Required task. Pictures aside, write out every record exactly as it appears.

Data rows.

|---|

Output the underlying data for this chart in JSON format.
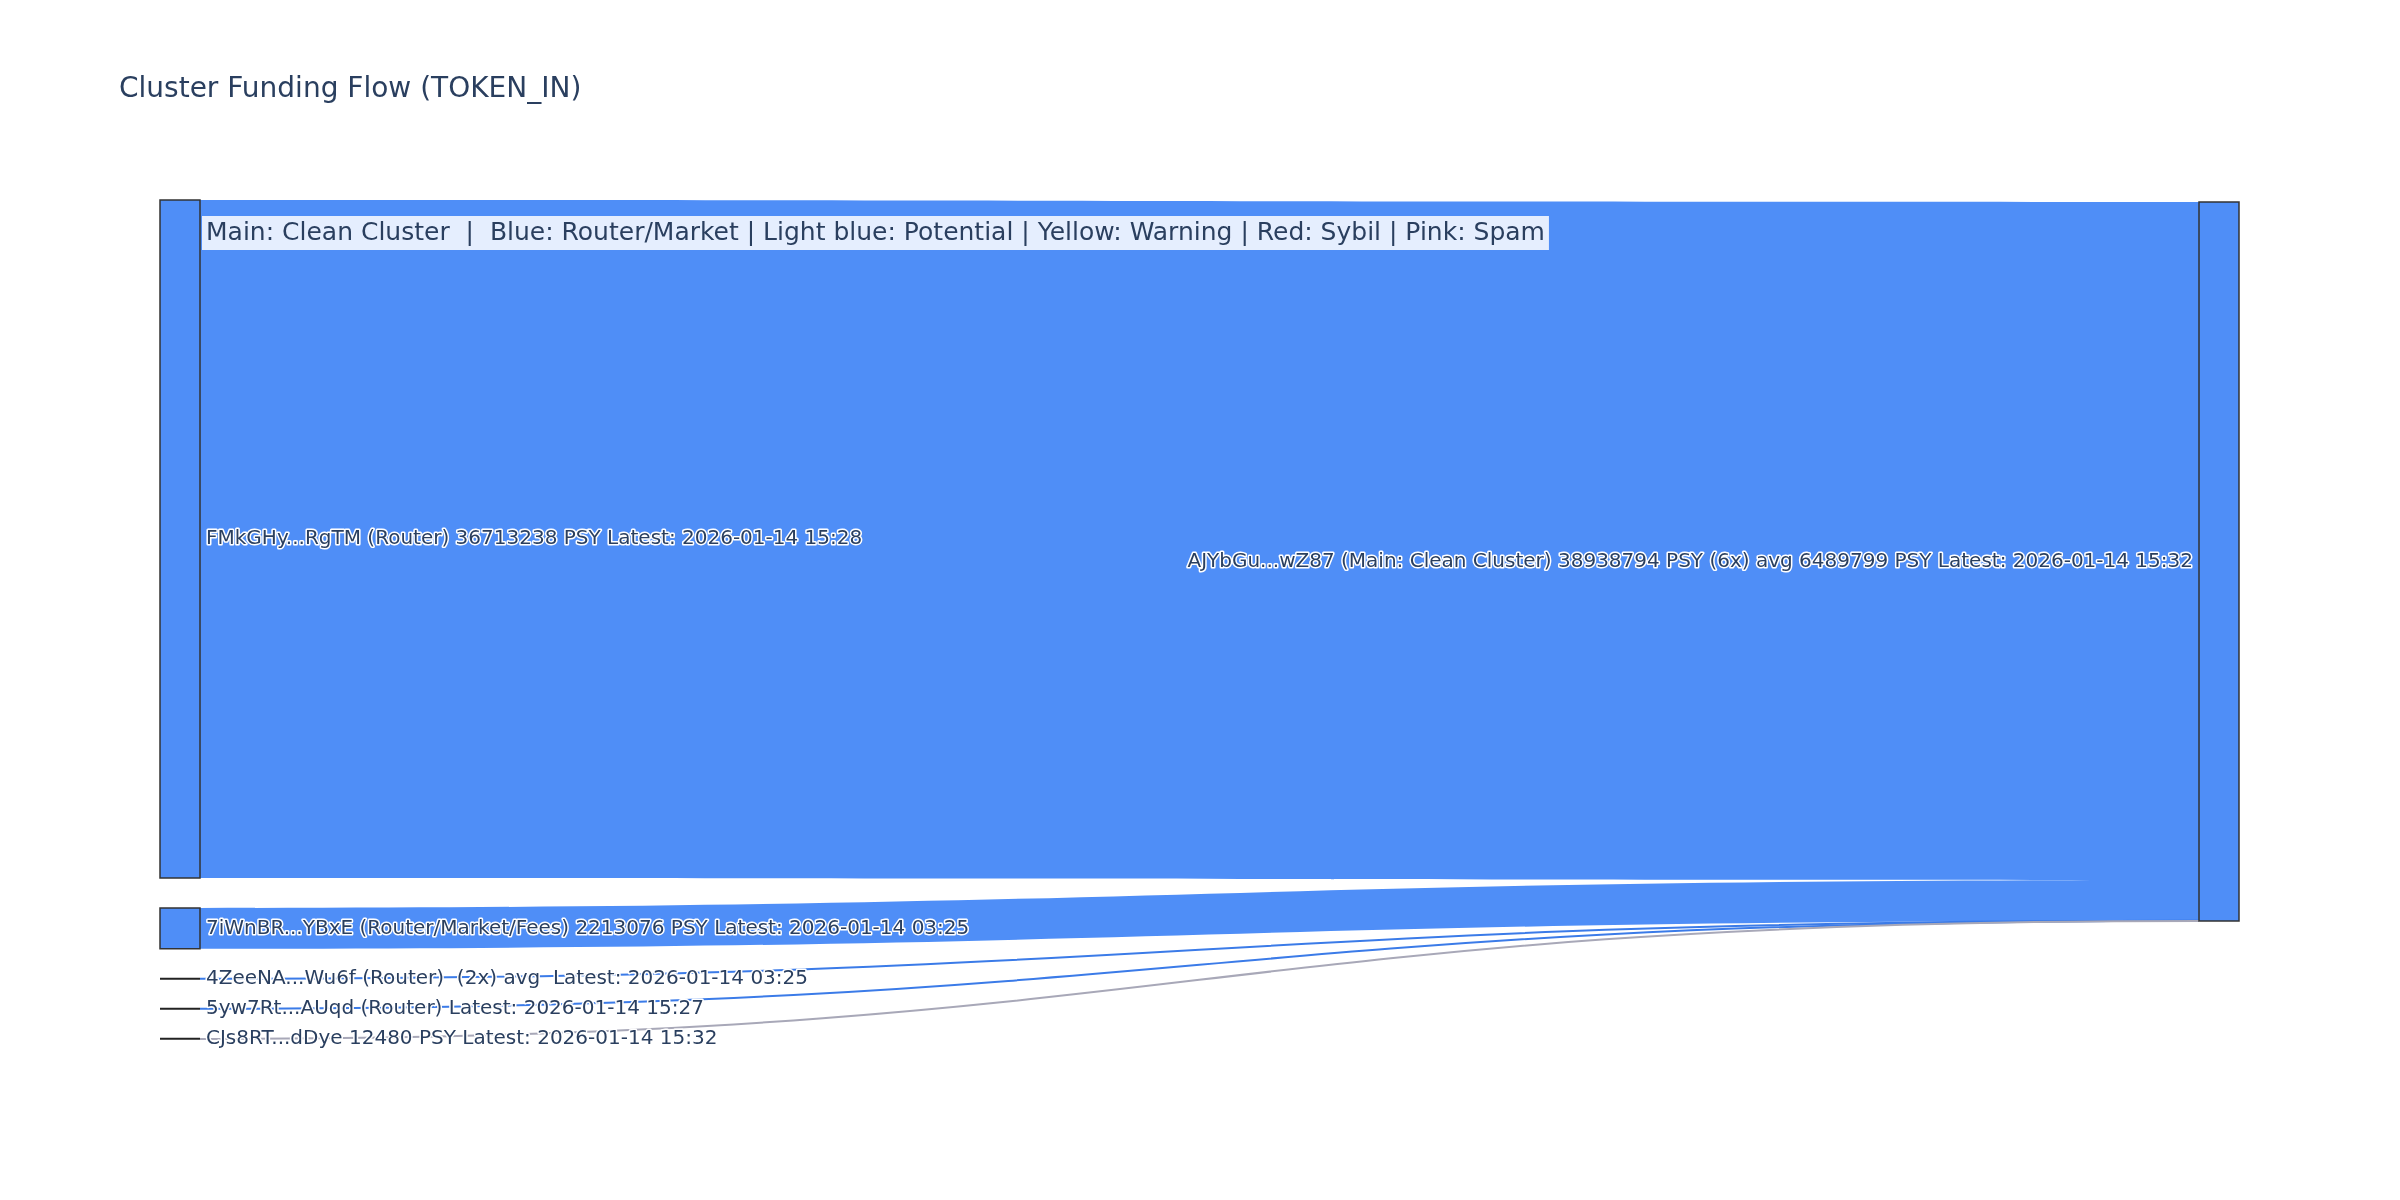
{
  "chart_data": {
    "type": "other",
    "title": "Cluster Funding Flow (TOKEN_IN)",
    "categories": [
      "FMkGHy...RgTM (Router) 36713238 PSY Latest: 2026-01-14 15:28",
      "7iWnBR...YBxE (Router/Market/Fees) 2213076 PSY Latest: 2026-01-14 03:25",
      "4ZeeNA...Wu6f (Router)  (2x) avg  Latest: 2026-01-14 03:25",
      "5yw7Rt...AUqd (Router) Latest: 2026-01-14 15:27",
      "CJs8RT...dDye 12480 PSY Latest: 2026-01-14 15:32"
    ],
    "values": [
      36713238,
      2213076,
      null,
      null,
      12480
    ],
    "colors": [
      "#4f8ef7",
      "#4f8ef7",
      "#3b7be8",
      "#3b7be8",
      "#a8a8b8"
    ],
    "color": "#4f8ef7",
    "data_labels": true,
    "y2_categories": [
      "AJYbGu...wZ87 (Main: Clean Cluster) 38938794 PSY (6x) avg 6489799 PSY Latest: 2026-01-14 15:32"
    ],
    "annotations": [
      "Main: Clean Cluster  |  Blue: Router/Market | Light blue: Potential | Yellow: Warning | Red: Sybil | Pink: Spam"
    ]
  }
}
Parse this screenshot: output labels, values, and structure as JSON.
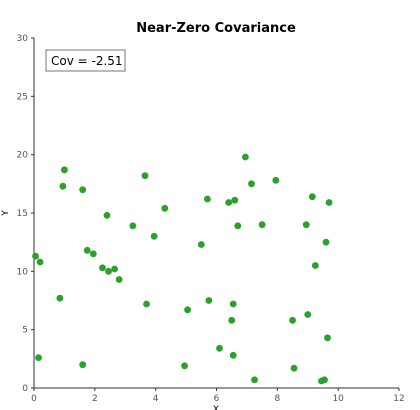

|---|

Result of this task.
Output the underlying data for this chart in JSON format.
{
  "chart_data": {
    "type": "other",
    "title": "Cluster Funding Flow (TOKEN_IN)",
    "categories": [
      "FMkGHy...RgTM (Router) 36713238 PSY Latest: 2026-01-14 15:28",
      "7iWnBR...YBxE (Router/Market/Fees) 2213076 PSY Latest: 2026-01-14 03:25",
      "4ZeeNA...Wu6f (Router)  (2x) avg  Latest: 2026-01-14 03:25",
      "5yw7Rt...AUqd (Router) Latest: 2026-01-14 15:27",
      "CJs8RT...dDye 12480 PSY Latest: 2026-01-14 15:32"
    ],
    "values": [
      36713238,
      2213076,
      null,
      null,
      12480
    ],
    "colors": [
      "#4f8ef7",
      "#4f8ef7",
      "#3b7be8",
      "#3b7be8",
      "#a8a8b8"
    ],
    "color": "#4f8ef7",
    "data_labels": true,
    "y2_categories": [
      "AJYbGu...wZ87 (Main: Clean Cluster) 38938794 PSY (6x) avg 6489799 PSY Latest: 2026-01-14 15:32"
    ],
    "annotations": [
      "Main: Clean Cluster  |  Blue: Router/Market | Light blue: Potential | Yellow: Warning | Red: Sybil | Pink: Spam"
    ]
  }
}
Parse this screenshot: output labels, values, and structure as JSON.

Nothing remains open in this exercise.